▸ THE TASK
Copy out the listing that follows, exactly, without its pictures.
----
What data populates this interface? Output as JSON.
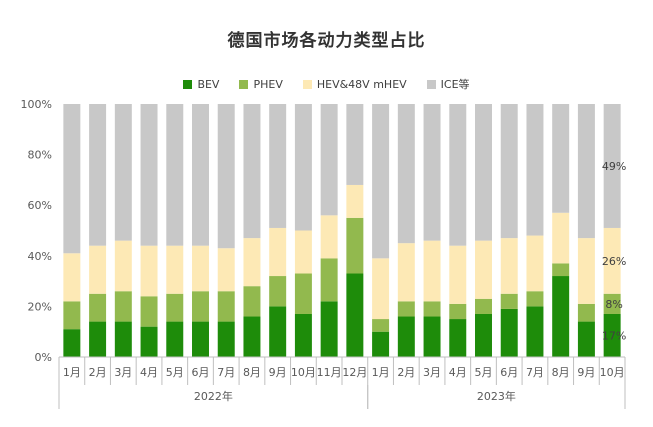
{
  "chart_data": {
    "type": "bar",
    "stacked": true,
    "title": "德国市场各动力类型占比",
    "categories": [
      "1月",
      "2月",
      "3月",
      "4月",
      "5月",
      "6月",
      "7月",
      "8月",
      "9月",
      "10月",
      "11月",
      "12月",
      "1月",
      "2月",
      "3月",
      "4月",
      "5月",
      "6月",
      "7月",
      "8月",
      "9月",
      "10月"
    ],
    "groups": [
      {
        "label": "2022年",
        "count": 12
      },
      {
        "label": "2023年",
        "count": 10
      }
    ],
    "ylim": [
      0,
      100
    ],
    "yticks": [
      "0%",
      "20%",
      "40%",
      "60%",
      "80%",
      "100%"
    ],
    "series": [
      {
        "name": "BEV",
        "color": "#1e8c0a",
        "values": [
          11,
          14,
          14,
          12,
          14,
          14,
          14,
          16,
          20,
          17,
          22,
          33,
          10,
          16,
          16,
          15,
          17,
          19,
          20,
          32,
          14,
          17
        ]
      },
      {
        "name": "PHEV",
        "color": "#92b94e",
        "values": [
          11,
          11,
          12,
          12,
          11,
          12,
          12,
          12,
          12,
          16,
          17,
          22,
          5,
          6,
          6,
          6,
          6,
          6,
          6,
          5,
          7,
          8
        ]
      },
      {
        "name": "HEV&48V mHEV",
        "color": "#fde9b5",
        "values": [
          19,
          19,
          20,
          20,
          19,
          18,
          17,
          19,
          19,
          17,
          17,
          13,
          24,
          23,
          24,
          23,
          23,
          22,
          22,
          20,
          26,
          26
        ]
      },
      {
        "name": "ICE等",
        "color": "#c8c8c8",
        "values": [
          59,
          56,
          54,
          56,
          56,
          56,
          57,
          53,
          49,
          50,
          44,
          32,
          61,
          55,
          54,
          56,
          54,
          53,
          52,
          43,
          53,
          49
        ]
      }
    ],
    "annotations": [
      {
        "category_index": 21,
        "series": "ICE等",
        "label": "49%"
      },
      {
        "category_index": 21,
        "series": "HEV&48V mHEV",
        "label": "26%"
      },
      {
        "category_index": 21,
        "series": "PHEV",
        "label": "8%"
      },
      {
        "category_index": 21,
        "series": "BEV",
        "label": "17%"
      }
    ],
    "grid": false,
    "legend_position": "top"
  }
}
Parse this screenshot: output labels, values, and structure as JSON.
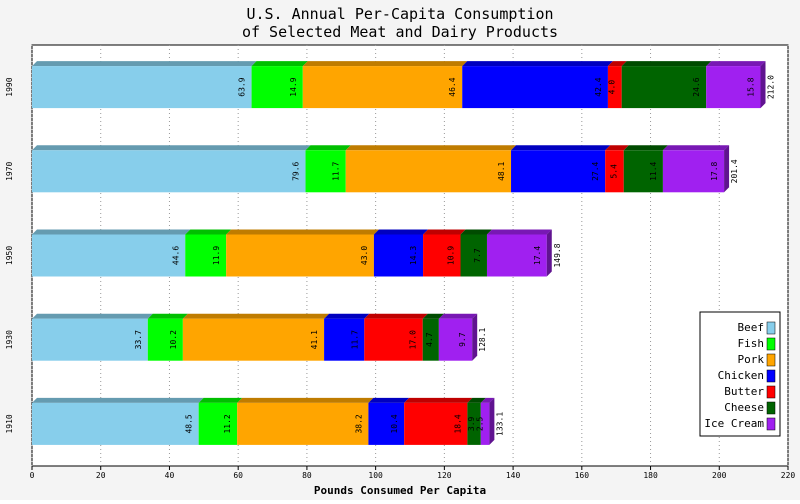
----
▸ TASK OUTPUT
What data populates this interface? Output as JSON.
{
  "chart_data": {
    "type": "bar",
    "stacked": true,
    "title": "德国市场各动力类型占比",
    "categories": [
      "1月",
      "2月",
      "3月",
      "4月",
      "5月",
      "6月",
      "7月",
      "8月",
      "9月",
      "10月",
      "11月",
      "12月",
      "1月",
      "2月",
      "3月",
      "4月",
      "5月",
      "6月",
      "7月",
      "8月",
      "9月",
      "10月"
    ],
    "groups": [
      {
        "label": "2022年",
        "count": 12
      },
      {
        "label": "2023年",
        "count": 10
      }
    ],
    "ylim": [
      0,
      100
    ],
    "yticks": [
      "0%",
      "20%",
      "40%",
      "60%",
      "80%",
      "100%"
    ],
    "series": [
      {
        "name": "BEV",
        "color": "#1e8c0a",
        "values": [
          11,
          14,
          14,
          12,
          14,
          14,
          14,
          16,
          20,
          17,
          22,
          33,
          10,
          16,
          16,
          15,
          17,
          19,
          20,
          32,
          14,
          17
        ]
      },
      {
        "name": "PHEV",
        "color": "#92b94e",
        "values": [
          11,
          11,
          12,
          12,
          11,
          12,
          12,
          12,
          12,
          16,
          17,
          22,
          5,
          6,
          6,
          6,
          6,
          6,
          6,
          5,
          7,
          8
        ]
      },
      {
        "name": "HEV&48V mHEV",
        "color": "#fde9b5",
        "values": [
          19,
          19,
          20,
          20,
          19,
          18,
          17,
          19,
          19,
          17,
          17,
          13,
          24,
          23,
          24,
          23,
          23,
          22,
          22,
          20,
          26,
          26
        ]
      },
      {
        "name": "ICE等",
        "color": "#c8c8c8",
        "values": [
          59,
          56,
          54,
          56,
          56,
          56,
          57,
          53,
          49,
          50,
          44,
          32,
          61,
          55,
          54,
          56,
          54,
          53,
          52,
          43,
          53,
          49
        ]
      }
    ],
    "annotations": [
      {
        "category_index": 21,
        "series": "ICE等",
        "label": "49%"
      },
      {
        "category_index": 21,
        "series": "HEV&48V mHEV",
        "label": "26%"
      },
      {
        "category_index": 21,
        "series": "PHEV",
        "label": "8%"
      },
      {
        "category_index": 21,
        "series": "BEV",
        "label": "17%"
      }
    ],
    "grid": false,
    "legend_position": "top"
  }
}
Parse this screenshot: output labels, values, and structure as JSON.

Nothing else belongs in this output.